> [What the task requires]:
The answer should be a faithful retyping of the records that follow, pictures excluded.

..............................

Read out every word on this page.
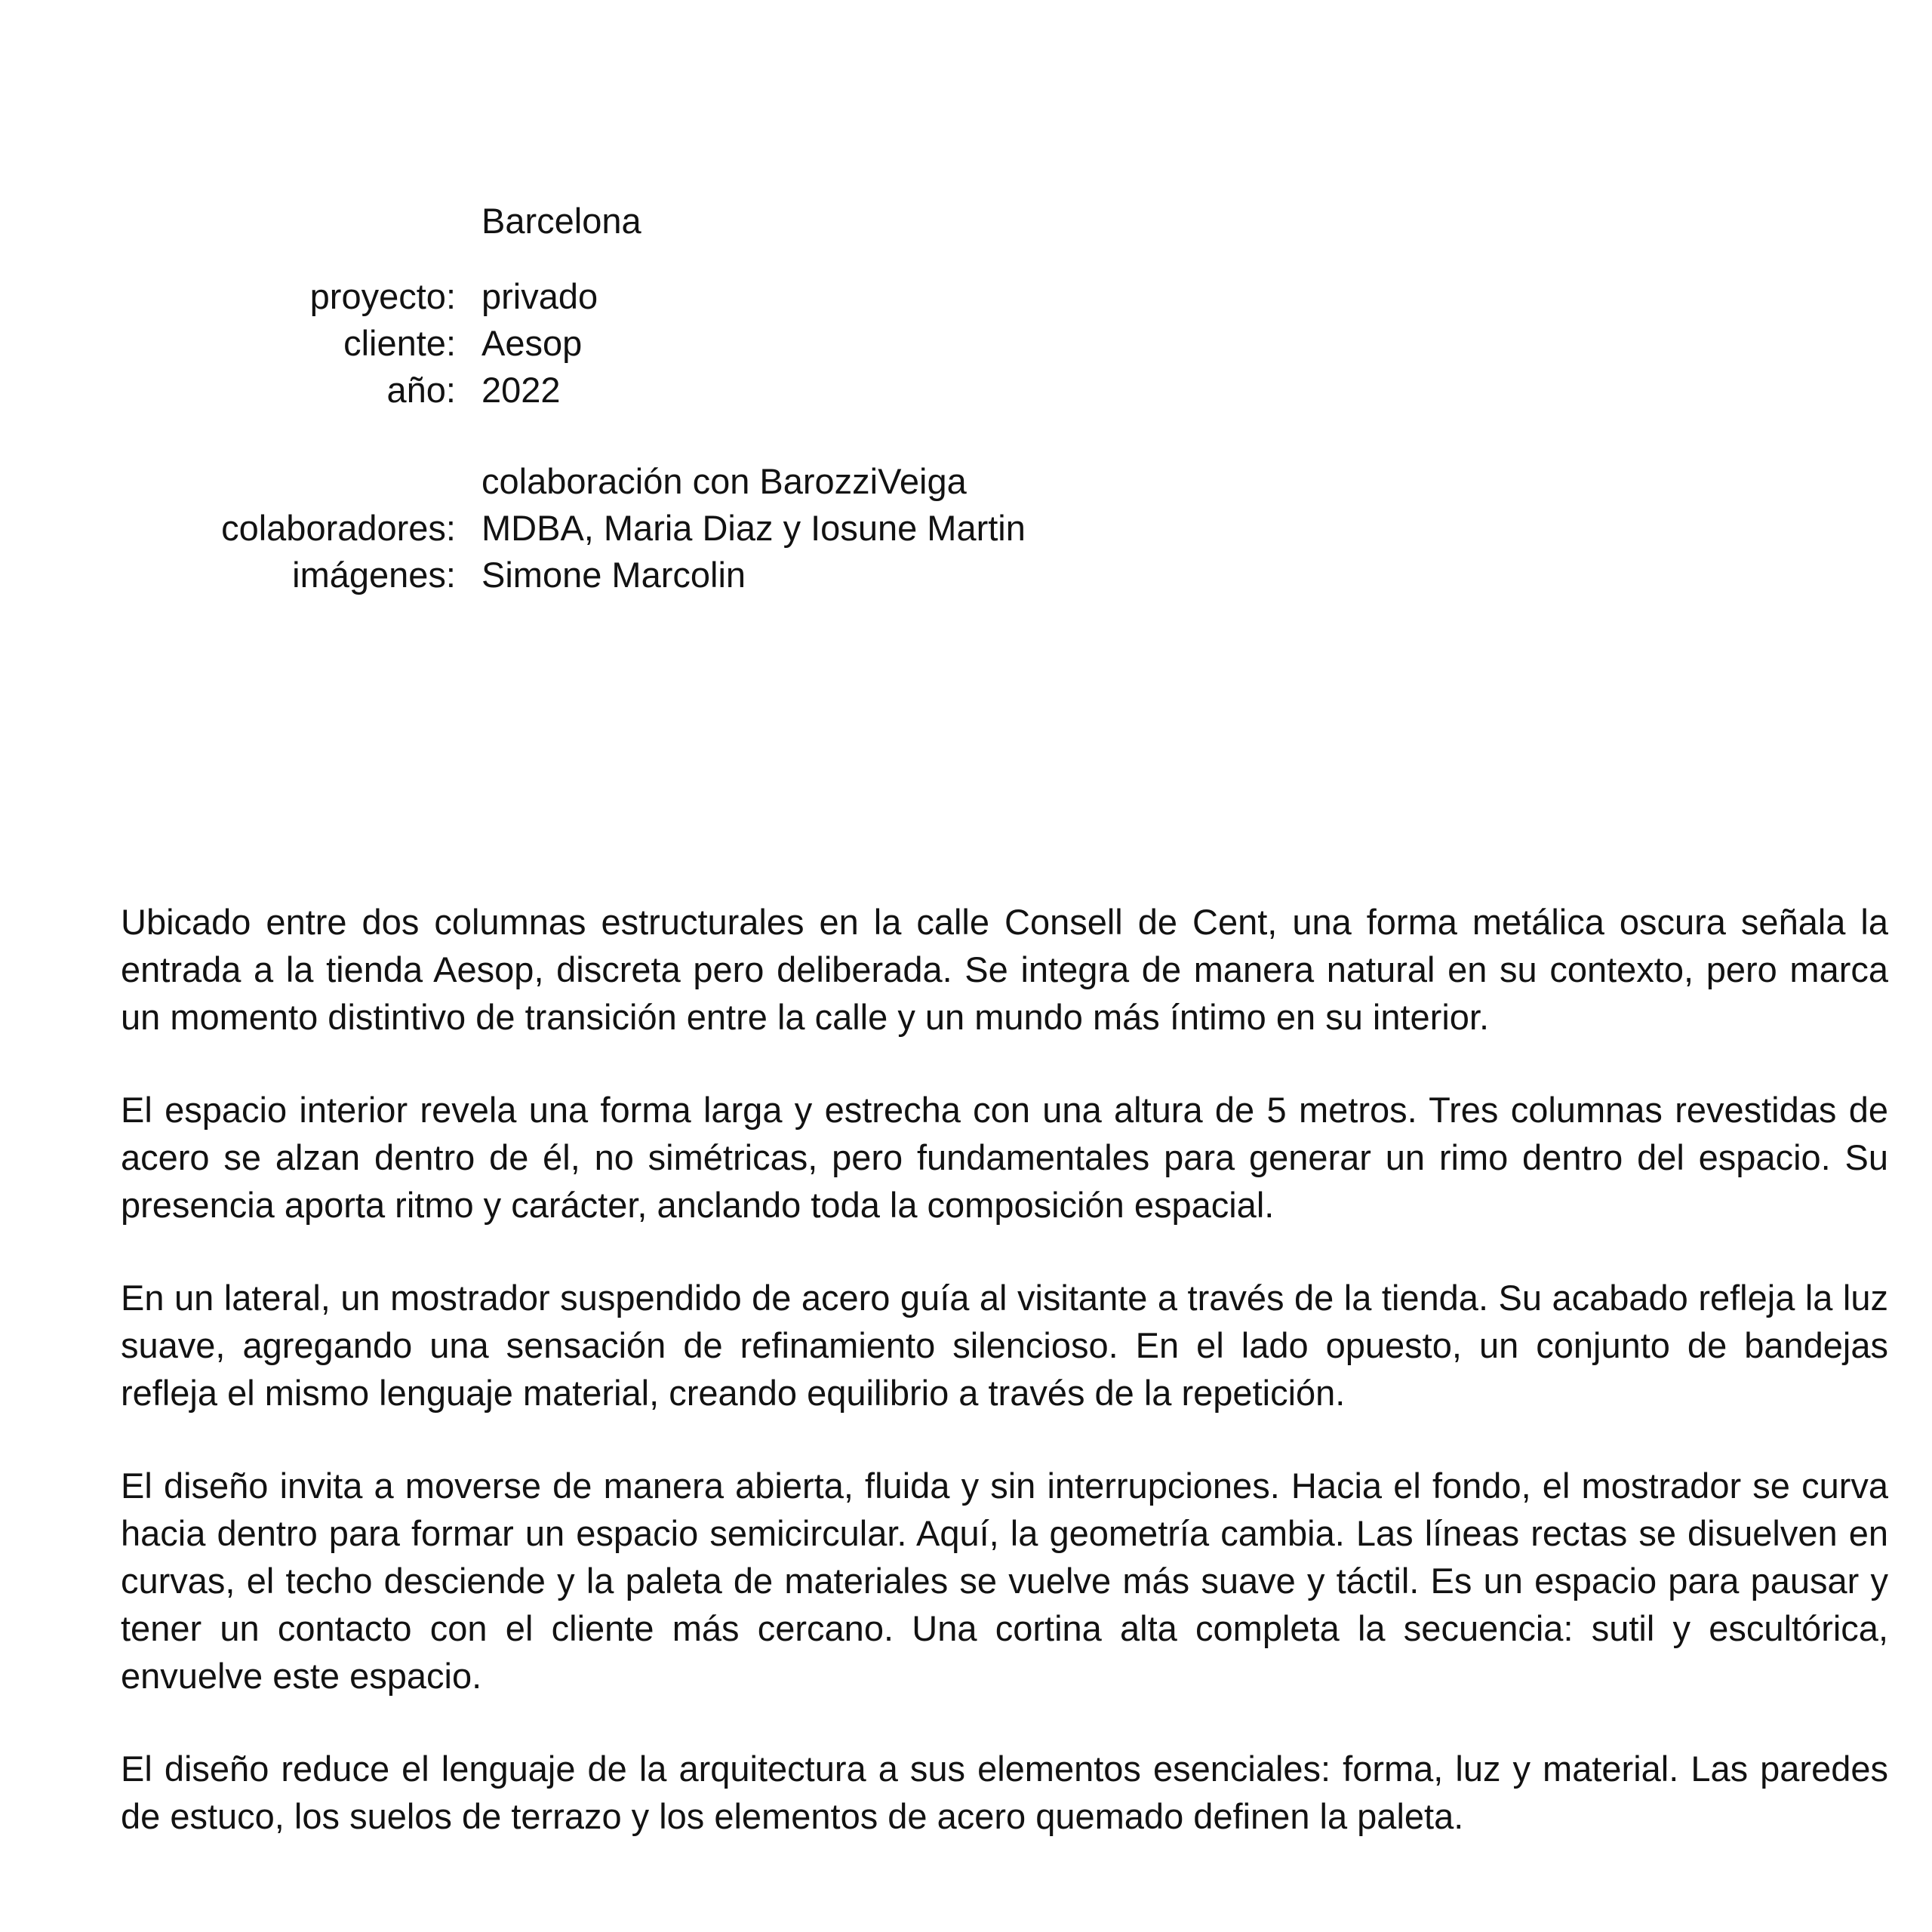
Barcelona
proyecto: privado
cliente: Aesop
año: 2022
colaboración con BarozziVeiga
colaboradores: MDBA, Maria Diaz y Iosune Martin
imágenes: Simone Marcolin

Ubicado entre dos columnas estructurales en la calle Consell de Cent, una forma metálica oscura señala la entrada a la tienda Aesop, discreta pero deliberada. Se integra de manera natural en su contexto, pero marca un momento distintivo de transición entre la calle y un mundo más íntimo en su interior.

El espacio interior revela una forma larga y estrecha con una altura de 5 metros. Tres columnas revestidas de acero se alzan dentro de él, no simétricas, pero fundamentales para generar un rimo dentro del espacio. Su presencia aporta ritmo y carácter, anclando toda la composición espacial.

En un lateral, un mostrador suspendido de acero guía al visitante a través de la tienda. Su acabado refleja la luz suave, agregando una sensación de refinamiento silencioso. En el lado opuesto, un conjunto de bandejas refleja el mismo lenguaje material, creando equilibrio a través de la repetición.

El diseño invita a moverse de manera abierta, fluida y sin interrupciones. Hacia el fondo, el mostrador se curva hacia dentro para formar un espacio semicircular. Aquí, la geometría cambia. Las líneas rectas se disuelven en curvas, el techo desciende y la paleta de materiales se vuelve más suave y táctil. Es un espacio para pausar y tener un contacto con el cliente más cercano. Una cortina alta completa la secuencia: sutil y escultórica, envuelve este espacio.

El diseño reduce el lenguaje de la arquitectura a sus elementos esenciales: forma, luz y material. Las paredes de estuco, los suelos de terrazo y los elementos de acero quemado definen la paleta.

..............................

> [Written solution]:
Read out every word on this page.
Barcelona
proyecto: privado
cliente: Aesop
año: 2022
colaboración con BarozziVeiga
colaboradores: MDBA, Maria Diaz y Iosune Martin
imágenes: Simone Marcolin

Ubicado entre dos columnas estructurales en la calle Consell de Cent, una forma metálica oscura señala la entrada a la tienda Aesop, discreta pero deliberada. Se integra de manera natural en su contexto, pero marca un momento distintivo de transición entre la calle y un mundo más íntimo en su interior.

El espacio interior revela una forma larga y estrecha con una altura de 5 metros. Tres columnas revestidas de acero se alzan dentro de él, no simétricas, pero fundamentales para generar un rimo dentro del espacio. Su presencia aporta ritmo y carácter, anclando toda la composición espacial.

En un lateral, un mostrador suspendido de acero guía al visitante a través de la tienda. Su acabado refleja la luz suave, agregando una sensación de refinamiento silencioso. En el lado opuesto, un conjunto de bandejas refleja el mismo lenguaje material, creando equilibrio a través de la repetición.

El diseño invita a moverse de manera abierta, fluida y sin interrupciones. Hacia el fondo, el mostrador se curva hacia dentro para formar un espacio semicircular. Aquí, la geometría cambia. Las líneas rectas se disuelven en curvas, el techo desciende y la paleta de materiales se vuelve más suave y táctil. Es un espacio para pausar y tener un contacto con el cliente más cercano. Una cortina alta completa la secuencia: sutil y escultórica, envuelve este espacio.

El diseño reduce el lenguaje de la arquitectura a sus elementos esenciales: forma, luz y material. Las paredes de estuco, los suelos de terrazo y los elementos de acero quemado definen la paleta.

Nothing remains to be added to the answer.